··· Available data ···

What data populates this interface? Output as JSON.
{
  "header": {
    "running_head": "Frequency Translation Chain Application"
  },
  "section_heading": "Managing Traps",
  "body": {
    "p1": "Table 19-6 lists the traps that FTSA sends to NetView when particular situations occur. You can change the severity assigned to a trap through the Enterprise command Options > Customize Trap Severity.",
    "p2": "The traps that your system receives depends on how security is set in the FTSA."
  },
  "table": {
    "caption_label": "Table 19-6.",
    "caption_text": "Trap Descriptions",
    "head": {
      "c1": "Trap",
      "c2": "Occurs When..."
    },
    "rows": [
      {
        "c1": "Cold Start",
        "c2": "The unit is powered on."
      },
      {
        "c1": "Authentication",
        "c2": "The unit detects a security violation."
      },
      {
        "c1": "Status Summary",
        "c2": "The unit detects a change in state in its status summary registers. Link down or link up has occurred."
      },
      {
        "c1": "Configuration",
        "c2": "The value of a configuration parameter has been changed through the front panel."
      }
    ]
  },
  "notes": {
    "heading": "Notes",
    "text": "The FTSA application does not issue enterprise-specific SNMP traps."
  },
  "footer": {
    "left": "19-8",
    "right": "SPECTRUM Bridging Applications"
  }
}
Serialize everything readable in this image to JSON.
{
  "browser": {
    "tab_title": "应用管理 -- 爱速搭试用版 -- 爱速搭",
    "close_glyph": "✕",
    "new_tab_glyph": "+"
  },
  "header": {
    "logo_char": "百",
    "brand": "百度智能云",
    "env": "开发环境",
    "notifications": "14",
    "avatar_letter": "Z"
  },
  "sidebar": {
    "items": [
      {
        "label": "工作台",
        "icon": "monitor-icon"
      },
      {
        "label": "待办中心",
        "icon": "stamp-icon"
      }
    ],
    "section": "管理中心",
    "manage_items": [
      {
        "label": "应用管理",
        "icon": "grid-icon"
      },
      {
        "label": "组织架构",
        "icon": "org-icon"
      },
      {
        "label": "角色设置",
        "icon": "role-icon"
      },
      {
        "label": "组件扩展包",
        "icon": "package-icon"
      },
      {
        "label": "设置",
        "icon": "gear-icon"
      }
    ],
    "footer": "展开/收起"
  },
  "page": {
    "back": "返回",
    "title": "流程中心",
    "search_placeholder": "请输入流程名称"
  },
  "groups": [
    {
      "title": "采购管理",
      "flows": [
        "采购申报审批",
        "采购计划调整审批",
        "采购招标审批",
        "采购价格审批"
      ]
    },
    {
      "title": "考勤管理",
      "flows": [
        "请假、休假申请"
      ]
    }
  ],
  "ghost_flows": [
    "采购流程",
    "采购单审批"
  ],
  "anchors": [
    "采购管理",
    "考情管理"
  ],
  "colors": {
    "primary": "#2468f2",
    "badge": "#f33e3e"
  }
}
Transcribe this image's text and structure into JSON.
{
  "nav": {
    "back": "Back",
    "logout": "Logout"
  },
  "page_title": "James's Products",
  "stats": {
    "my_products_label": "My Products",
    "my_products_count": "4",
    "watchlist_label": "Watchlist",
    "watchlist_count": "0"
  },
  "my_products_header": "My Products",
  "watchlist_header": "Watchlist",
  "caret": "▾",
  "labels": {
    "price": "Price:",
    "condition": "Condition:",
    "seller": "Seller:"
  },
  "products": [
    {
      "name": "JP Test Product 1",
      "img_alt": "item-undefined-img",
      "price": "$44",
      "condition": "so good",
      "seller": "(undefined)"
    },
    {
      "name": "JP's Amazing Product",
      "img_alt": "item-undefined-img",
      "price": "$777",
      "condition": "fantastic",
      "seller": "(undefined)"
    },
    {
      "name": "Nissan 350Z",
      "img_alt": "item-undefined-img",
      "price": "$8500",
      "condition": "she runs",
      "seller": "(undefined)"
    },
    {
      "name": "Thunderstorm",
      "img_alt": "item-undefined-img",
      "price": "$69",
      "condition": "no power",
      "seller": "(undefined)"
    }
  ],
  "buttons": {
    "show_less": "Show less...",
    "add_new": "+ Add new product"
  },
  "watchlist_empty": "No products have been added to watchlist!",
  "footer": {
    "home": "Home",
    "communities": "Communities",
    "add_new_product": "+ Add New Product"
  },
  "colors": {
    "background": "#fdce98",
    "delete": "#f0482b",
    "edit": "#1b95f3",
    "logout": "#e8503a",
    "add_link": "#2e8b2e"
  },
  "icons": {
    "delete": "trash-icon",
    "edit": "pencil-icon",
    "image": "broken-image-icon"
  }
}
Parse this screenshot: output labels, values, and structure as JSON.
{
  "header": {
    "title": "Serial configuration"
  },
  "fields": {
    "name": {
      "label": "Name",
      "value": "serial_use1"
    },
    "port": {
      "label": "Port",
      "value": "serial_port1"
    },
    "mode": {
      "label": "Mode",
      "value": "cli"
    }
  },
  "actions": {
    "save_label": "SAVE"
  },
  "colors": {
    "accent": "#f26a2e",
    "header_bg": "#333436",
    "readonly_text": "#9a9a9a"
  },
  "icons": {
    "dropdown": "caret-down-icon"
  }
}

···

# What is being asked
Restate every entry word for word.

# Solved problem
What data populates this interface? Output as JSON.
{
  "header": {
    "running_head": "Frequency Translation Chain Application"
  },
  "section_heading": "Managing Traps",
  "body": {
    "p1": "Table 19-6 lists the traps that FTSA sends to NetView when particular situations occur. You can change the severity assigned to a trap through the Enterprise command Options > Customize Trap Severity.",
    "p2": "The traps that your system receives depends on how security is set in the FTSA."
  },
  "table": {
    "caption_label": "Table 19-6.",
    "caption_text": "Trap Descriptions",
    "head": {
      "c1": "Trap",
      "c2": "Occurs When..."
    },
    "rows": [
      {
        "c1": "Cold Start",
        "c2": "The unit is powered on."
      },
      {
        "c1": "Authentication",
        "c2": "The unit detects a security violation."
      },
      {
        "c1": "Status Summary",
        "c2": "The unit detects a change in state in its status summary registers. Link down or link up has occurred."
      },
      {
        "c1": "Configuration",
        "c2": "The value of a configuration parameter has been changed through the front panel."
      }
    ]
  },
  "notes": {
    "heading": "Notes",
    "text": "The FTSA application does not issue enterprise-specific SNMP traps."
  },
  "footer": {
    "left": "19-8",
    "right": "SPECTRUM Bridging Applications"
  }
}
Serialize everything readable in this image to JSON.
{
  "browser": {
    "tab_title": "应用管理 -- 爱速搭试用版 -- 爱速搭",
    "close_glyph": "✕",
    "new_tab_glyph": "+"
  },
  "header": {
    "logo_char": "百",
    "brand": "百度智能云",
    "env": "开发环境",
    "notifications": "14",
    "avatar_letter": "Z"
  },
  "sidebar": {
    "items": [
      {
        "label": "工作台",
        "icon": "monitor-icon"
      },
      {
        "label": "待办中心",
        "icon": "stamp-icon"
      }
    ],
    "section": "管理中心",
    "manage_items": [
      {
        "label": "应用管理",
        "icon": "grid-icon"
      },
      {
        "label": "组织架构",
        "icon": "org-icon"
      },
      {
        "label": "角色设置",
        "icon": "role-icon"
      },
      {
        "label": "组件扩展包",
        "icon": "package-icon"
      },
      {
        "label": "设置",
        "icon": "gear-icon"
      }
    ],
    "footer": "展开/收起"
  },
  "page": {
    "back": "返回",
    "title": "流程中心",
    "search_placeholder": "请输入流程名称"
  },
  "groups": [
    {
      "title": "采购管理",
      "flows": [
        "采购申报审批",
        "采购计划调整审批",
        "采购招标审批",
        "采购价格审批"
      ]
    },
    {
      "title": "考勤管理",
      "flows": [
        "请假、休假申请"
      ]
    }
  ],
  "ghost_flows": [
    "采购流程",
    "采购单审批"
  ],
  "anchors": [
    "采购管理",
    "考情管理"
  ],
  "colors": {
    "primary": "#2468f2",
    "badge": "#f33e3e"
  }
}
Transcribe this image's text and structure into JSON.
{
  "nav": {
    "back": "Back",
    "logout": "Logout"
  },
  "page_title": "James's Products",
  "stats": {
    "my_products_label": "My Products",
    "my_products_count": "4",
    "watchlist_label": "Watchlist",
    "watchlist_count": "0"
  },
  "my_products_header": "My Products",
  "watchlist_header": "Watchlist",
  "caret": "▾",
  "labels": {
    "price": "Price:",
    "condition": "Condition:",
    "seller": "Seller:"
  },
  "products": [
    {
      "name": "JP Test Product 1",
      "img_alt": "item-undefined-img",
      "price": "$44",
      "condition": "so good",
      "seller": "(undefined)"
    },
    {
      "name": "JP's Amazing Product",
      "img_alt": "item-undefined-img",
      "price": "$777",
      "condition": "fantastic",
      "seller": "(undefined)"
    },
    {
      "name": "Nissan 350Z",
      "img_alt": "item-undefined-img",
      "price": "$8500",
      "condition": "she runs",
      "seller": "(undefined)"
    },
    {
      "name": "Thunderstorm",
      "img_alt": "item-undefined-img",
      "price": "$69",
      "condition": "no power",
      "seller": "(undefined)"
    }
  ],
  "buttons": {
    "show_less": "Show less...",
    "add_new": "+ Add new product"
  },
  "watchlist_empty": "No products have been added to watchlist!",
  "footer": {
    "home": "Home",
    "communities": "Communities",
    "add_new_product": "+ Add New Product"
  },
  "colors": {
    "background": "#fdce98",
    "delete": "#f0482b",
    "edit": "#1b95f3",
    "logout": "#e8503a",
    "add_link": "#2e8b2e"
  },
  "icons": {
    "delete": "trash-icon",
    "edit": "pencil-icon",
    "image": "broken-image-icon"
  }
}
Parse this screenshot: output labels, values, and structure as JSON.
{
  "header": {
    "title": "Serial configuration"
  },
  "fields": {
    "name": {
      "label": "Name",
      "value": "serial_use1"
    },
    "port": {
      "label": "Port",
      "value": "serial_port1"
    },
    "mode": {
      "label": "Mode",
      "value": "cli"
    }
  },
  "actions": {
    "save_label": "SAVE"
  },
  "colors": {
    "accent": "#f26a2e",
    "header_bg": "#333436",
    "readonly_text": "#9a9a9a"
  },
  "icons": {
    "dropdown": "caret-down-icon"
  }
}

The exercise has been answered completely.